AIM -> Here are some records. Copy each one exactly.

STORED ROWS ->
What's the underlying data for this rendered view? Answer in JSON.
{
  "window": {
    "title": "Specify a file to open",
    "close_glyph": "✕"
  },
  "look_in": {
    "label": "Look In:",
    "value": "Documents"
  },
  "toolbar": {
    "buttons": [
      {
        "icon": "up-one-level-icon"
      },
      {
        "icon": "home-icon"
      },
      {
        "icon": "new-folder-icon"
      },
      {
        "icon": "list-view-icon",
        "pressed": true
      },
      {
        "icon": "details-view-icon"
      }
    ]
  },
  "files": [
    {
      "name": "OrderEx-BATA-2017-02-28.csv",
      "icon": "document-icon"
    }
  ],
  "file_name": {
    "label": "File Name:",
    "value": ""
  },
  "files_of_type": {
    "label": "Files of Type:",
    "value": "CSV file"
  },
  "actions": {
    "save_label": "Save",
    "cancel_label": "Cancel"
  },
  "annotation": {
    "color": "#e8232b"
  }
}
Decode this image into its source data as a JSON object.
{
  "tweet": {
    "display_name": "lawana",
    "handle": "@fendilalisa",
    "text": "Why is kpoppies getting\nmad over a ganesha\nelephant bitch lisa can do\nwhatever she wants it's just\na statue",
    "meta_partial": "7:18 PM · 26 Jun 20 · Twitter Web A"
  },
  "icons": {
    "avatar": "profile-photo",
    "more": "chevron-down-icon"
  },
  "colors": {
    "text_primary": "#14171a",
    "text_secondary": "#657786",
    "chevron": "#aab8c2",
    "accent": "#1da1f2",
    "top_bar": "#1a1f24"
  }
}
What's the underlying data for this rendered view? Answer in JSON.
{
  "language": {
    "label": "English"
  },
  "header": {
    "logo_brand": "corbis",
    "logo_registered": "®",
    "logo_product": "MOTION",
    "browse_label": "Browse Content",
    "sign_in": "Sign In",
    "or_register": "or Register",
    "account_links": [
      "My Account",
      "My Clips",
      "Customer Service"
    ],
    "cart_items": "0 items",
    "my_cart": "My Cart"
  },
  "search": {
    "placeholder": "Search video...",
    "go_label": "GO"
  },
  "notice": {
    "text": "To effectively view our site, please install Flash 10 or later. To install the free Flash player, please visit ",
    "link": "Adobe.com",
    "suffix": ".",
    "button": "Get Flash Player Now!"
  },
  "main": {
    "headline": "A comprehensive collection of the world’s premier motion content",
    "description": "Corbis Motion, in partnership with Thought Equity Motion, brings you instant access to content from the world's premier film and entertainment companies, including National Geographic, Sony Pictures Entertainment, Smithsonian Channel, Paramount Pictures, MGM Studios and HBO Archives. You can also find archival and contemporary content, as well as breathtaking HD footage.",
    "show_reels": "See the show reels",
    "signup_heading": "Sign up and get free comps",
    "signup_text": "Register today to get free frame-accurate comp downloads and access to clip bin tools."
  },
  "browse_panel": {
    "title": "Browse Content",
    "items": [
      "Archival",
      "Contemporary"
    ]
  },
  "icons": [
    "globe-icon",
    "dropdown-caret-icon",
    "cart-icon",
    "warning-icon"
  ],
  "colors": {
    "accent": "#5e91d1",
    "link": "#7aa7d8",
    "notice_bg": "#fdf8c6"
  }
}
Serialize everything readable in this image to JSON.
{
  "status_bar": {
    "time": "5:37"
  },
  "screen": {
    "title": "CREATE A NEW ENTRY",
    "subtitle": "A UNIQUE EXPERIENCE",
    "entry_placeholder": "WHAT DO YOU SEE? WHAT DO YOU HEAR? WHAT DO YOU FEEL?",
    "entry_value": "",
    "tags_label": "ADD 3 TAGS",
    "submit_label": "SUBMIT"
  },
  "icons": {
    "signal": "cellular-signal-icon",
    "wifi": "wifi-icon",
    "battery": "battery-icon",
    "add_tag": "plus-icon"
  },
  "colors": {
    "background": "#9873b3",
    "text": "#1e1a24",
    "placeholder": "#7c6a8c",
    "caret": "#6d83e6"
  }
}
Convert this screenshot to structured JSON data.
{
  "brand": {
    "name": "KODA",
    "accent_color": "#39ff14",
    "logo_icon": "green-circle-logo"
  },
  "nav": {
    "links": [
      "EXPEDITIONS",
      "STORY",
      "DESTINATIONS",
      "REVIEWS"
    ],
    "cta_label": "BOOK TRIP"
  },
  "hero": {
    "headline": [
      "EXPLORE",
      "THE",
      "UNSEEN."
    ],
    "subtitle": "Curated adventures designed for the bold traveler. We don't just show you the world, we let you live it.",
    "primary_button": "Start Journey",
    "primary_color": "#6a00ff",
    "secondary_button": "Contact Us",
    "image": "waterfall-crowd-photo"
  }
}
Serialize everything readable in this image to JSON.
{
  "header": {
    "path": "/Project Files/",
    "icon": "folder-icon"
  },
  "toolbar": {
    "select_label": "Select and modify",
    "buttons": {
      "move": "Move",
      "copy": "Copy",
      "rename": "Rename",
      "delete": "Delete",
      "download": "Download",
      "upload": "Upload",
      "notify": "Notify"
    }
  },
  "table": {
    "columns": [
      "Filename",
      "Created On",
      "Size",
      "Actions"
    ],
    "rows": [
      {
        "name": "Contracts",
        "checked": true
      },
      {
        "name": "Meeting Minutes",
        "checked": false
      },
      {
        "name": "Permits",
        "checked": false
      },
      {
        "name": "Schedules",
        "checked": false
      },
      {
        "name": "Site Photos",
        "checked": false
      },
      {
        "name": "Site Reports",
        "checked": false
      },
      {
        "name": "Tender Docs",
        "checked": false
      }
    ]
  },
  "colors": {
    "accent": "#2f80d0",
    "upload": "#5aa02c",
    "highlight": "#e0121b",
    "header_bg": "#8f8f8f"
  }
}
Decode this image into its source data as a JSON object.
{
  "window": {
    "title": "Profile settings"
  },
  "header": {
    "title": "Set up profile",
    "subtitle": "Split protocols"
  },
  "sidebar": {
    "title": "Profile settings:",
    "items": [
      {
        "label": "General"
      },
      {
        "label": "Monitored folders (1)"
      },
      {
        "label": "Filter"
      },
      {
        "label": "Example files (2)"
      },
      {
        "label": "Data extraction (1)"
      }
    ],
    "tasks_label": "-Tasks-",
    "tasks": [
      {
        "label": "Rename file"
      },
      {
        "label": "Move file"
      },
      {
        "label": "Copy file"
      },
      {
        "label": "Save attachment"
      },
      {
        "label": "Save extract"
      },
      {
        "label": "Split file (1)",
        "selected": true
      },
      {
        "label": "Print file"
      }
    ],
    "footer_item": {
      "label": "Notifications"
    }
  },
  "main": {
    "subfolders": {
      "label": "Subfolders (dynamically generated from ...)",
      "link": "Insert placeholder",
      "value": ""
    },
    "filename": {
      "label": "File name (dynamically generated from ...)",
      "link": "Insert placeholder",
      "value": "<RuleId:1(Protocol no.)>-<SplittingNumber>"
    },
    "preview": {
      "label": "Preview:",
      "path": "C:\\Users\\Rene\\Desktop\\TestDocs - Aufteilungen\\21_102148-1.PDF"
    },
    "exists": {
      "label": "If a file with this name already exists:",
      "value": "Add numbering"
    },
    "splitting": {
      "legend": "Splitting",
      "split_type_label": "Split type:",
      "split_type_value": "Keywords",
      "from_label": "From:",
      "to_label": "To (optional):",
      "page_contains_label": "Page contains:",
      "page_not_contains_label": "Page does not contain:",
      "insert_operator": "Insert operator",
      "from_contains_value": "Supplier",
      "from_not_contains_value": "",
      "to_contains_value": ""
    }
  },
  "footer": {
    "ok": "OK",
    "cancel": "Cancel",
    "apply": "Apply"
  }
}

REPLY TO THE TASK ->
What's the underlying data for this rendered view? Answer in JSON.
{
  "window": {
    "title": "Specify a file to open",
    "close_glyph": "✕"
  },
  "look_in": {
    "label": "Look In:",
    "value": "Documents"
  },
  "toolbar": {
    "buttons": [
      {
        "icon": "up-one-level-icon"
      },
      {
        "icon": "home-icon"
      },
      {
        "icon": "new-folder-icon"
      },
      {
        "icon": "list-view-icon",
        "pressed": true
      },
      {
        "icon": "details-view-icon"
      }
    ]
  },
  "files": [
    {
      "name": "OrderEx-BATA-2017-02-28.csv",
      "icon": "document-icon"
    }
  ],
  "file_name": {
    "label": "File Name:",
    "value": ""
  },
  "files_of_type": {
    "label": "Files of Type:",
    "value": "CSV file"
  },
  "actions": {
    "save_label": "Save",
    "cancel_label": "Cancel"
  },
  "annotation": {
    "color": "#e8232b"
  }
}
Decode this image into its source data as a JSON object.
{
  "tweet": {
    "display_name": "lawana",
    "handle": "@fendilalisa",
    "text": "Why is kpoppies getting\nmad over a ganesha\nelephant bitch lisa can do\nwhatever she wants it's just\na statue",
    "meta_partial": "7:18 PM · 26 Jun 20 · Twitter Web A"
  },
  "icons": {
    "avatar": "profile-photo",
    "more": "chevron-down-icon"
  },
  "colors": {
    "text_primary": "#14171a",
    "text_secondary": "#657786",
    "chevron": "#aab8c2",
    "accent": "#1da1f2",
    "top_bar": "#1a1f24"
  }
}
What's the underlying data for this rendered view? Answer in JSON.
{
  "language": {
    "label": "English"
  },
  "header": {
    "logo_brand": "corbis",
    "logo_registered": "®",
    "logo_product": "MOTION",
    "browse_label": "Browse Content",
    "sign_in": "Sign In",
    "or_register": "or Register",
    "account_links": [
      "My Account",
      "My Clips",
      "Customer Service"
    ],
    "cart_items": "0 items",
    "my_cart": "My Cart"
  },
  "search": {
    "placeholder": "Search video...",
    "go_label": "GO"
  },
  "notice": {
    "text": "To effectively view our site, please install Flash 10 or later. To install the free Flash player, please visit ",
    "link": "Adobe.com",
    "suffix": ".",
    "button": "Get Flash Player Now!"
  },
  "main": {
    "headline": "A comprehensive collection of the world’s premier motion content",
    "description": "Corbis Motion, in partnership with Thought Equity Motion, brings you instant access to content from the world's premier film and entertainment companies, including National Geographic, Sony Pictures Entertainment, Smithsonian Channel, Paramount Pictures, MGM Studios and HBO Archives. You can also find archival and contemporary content, as well as breathtaking HD footage.",
    "show_reels": "See the show reels",
    "signup_heading": "Sign up and get free comps",
    "signup_text": "Register today to get free frame-accurate comp downloads and access to clip bin tools."
  },
  "browse_panel": {
    "title": "Browse Content",
    "items": [
      "Archival",
      "Contemporary"
    ]
  },
  "icons": [
    "globe-icon",
    "dropdown-caret-icon",
    "cart-icon",
    "warning-icon"
  ],
  "colors": {
    "accent": "#5e91d1",
    "link": "#7aa7d8",
    "notice_bg": "#fdf8c6"
  }
}
Serialize everything readable in this image to JSON.
{
  "status_bar": {
    "time": "5:37"
  },
  "screen": {
    "title": "CREATE A NEW ENTRY",
    "subtitle": "A UNIQUE EXPERIENCE",
    "entry_placeholder": "WHAT DO YOU SEE? WHAT DO YOU HEAR? WHAT DO YOU FEEL?",
    "entry_value": "",
    "tags_label": "ADD 3 TAGS",
    "submit_label": "SUBMIT"
  },
  "icons": {
    "signal": "cellular-signal-icon",
    "wifi": "wifi-icon",
    "battery": "battery-icon",
    "add_tag": "plus-icon"
  },
  "colors": {
    "background": "#9873b3",
    "text": "#1e1a24",
    "placeholder": "#7c6a8c",
    "caret": "#6d83e6"
  }
}
Convert this screenshot to structured JSON data.
{
  "brand": {
    "name": "KODA",
    "accent_color": "#39ff14",
    "logo_icon": "green-circle-logo"
  },
  "nav": {
    "links": [
      "EXPEDITIONS",
      "STORY",
      "DESTINATIONS",
      "REVIEWS"
    ],
    "cta_label": "BOOK TRIP"
  },
  "hero": {
    "headline": [
      "EXPLORE",
      "THE",
      "UNSEEN."
    ],
    "subtitle": "Curated adventures designed for the bold traveler. We don't just show you the world, we let you live it.",
    "primary_button": "Start Journey",
    "primary_color": "#6a00ff",
    "secondary_button": "Contact Us",
    "image": "waterfall-crowd-photo"
  }
}
Serialize everything readable in this image to JSON.
{
  "header": {
    "path": "/Project Files/",
    "icon": "folder-icon"
  },
  "toolbar": {
    "select_label": "Select and modify",
    "buttons": {
      "move": "Move",
      "copy": "Copy",
      "rename": "Rename",
      "delete": "Delete",
      "download": "Download",
      "upload": "Upload",
      "notify": "Notify"
    }
  },
  "table": {
    "columns": [
      "Filename",
      "Created On",
      "Size",
      "Actions"
    ],
    "rows": [
      {
        "name": "Contracts",
        "checked": true
      },
      {
        "name": "Meeting Minutes",
        "checked": false
      },
      {
        "name": "Permits",
        "checked": false
      },
      {
        "name": "Schedules",
        "checked": false
      },
      {
        "name": "Site Photos",
        "checked": false
      },
      {
        "name": "Site Reports",
        "checked": false
      },
      {
        "name": "Tender Docs",
        "checked": false
      }
    ]
  },
  "colors": {
    "accent": "#2f80d0",
    "upload": "#5aa02c",
    "highlight": "#e0121b",
    "header_bg": "#8f8f8f"
  }
}
Decode this image into its source data as a JSON object.
{
  "window": {
    "title": "Profile settings"
  },
  "header": {
    "title": "Set up profile",
    "subtitle": "Split protocols"
  },
  "sidebar": {
    "title": "Profile settings:",
    "items": [
      {
        "label": "General"
      },
      {
        "label": "Monitored folders (1)"
      },
      {
        "label": "Filter"
      },
      {
        "label": "Example files (2)"
      },
      {
        "label": "Data extraction (1)"
      }
    ],
    "tasks_label": "-Tasks-",
    "tasks": [
      {
        "label": "Rename file"
      },
      {
        "label": "Move file"
      },
      {
        "label": "Copy file"
      },
      {
        "label": "Save attachment"
      },
      {
        "label": "Save extract"
      },
      {
        "label": "Split file (1)",
        "selected": true
      },
      {
        "label": "Print file"
      }
    ],
    "footer_item": {
      "label": "Notifications"
    }
  },
  "main": {
    "subfolders": {
      "label": "Subfolders (dynamically generated from ...)",
      "link": "Insert placeholder",
      "value": ""
    },
    "filename": {
      "label": "File name (dynamically generated from ...)",
      "link": "Insert placeholder",
      "value": "<RuleId:1(Protocol no.)>-<SplittingNumber>"
    },
    "preview": {
      "label": "Preview:",
      "path": "C:\\Users\\Rene\\Desktop\\TestDocs - Aufteilungen\\21_102148-1.PDF"
    },
    "exists": {
      "label": "If a file with this name already exists:",
      "value": "Add numbering"
    },
    "splitting": {
      "legend": "Splitting",
      "split_type_label": "Split type:",
      "split_type_value": "Keywords",
      "from_label": "From:",
      "to_label": "To (optional):",
      "page_contains_label": "Page contains:",
      "page_not_contains_label": "Page does not contain:",
      "insert_operator": "Insert operator",
      "from_contains_value": "Supplier",
      "from_not_contains_value": "",
      "to_contains_value": ""
    }
  },
  "footer": {
    "ok": "OK",
    "cancel": "Cancel",
    "apply": "Apply"
  }
}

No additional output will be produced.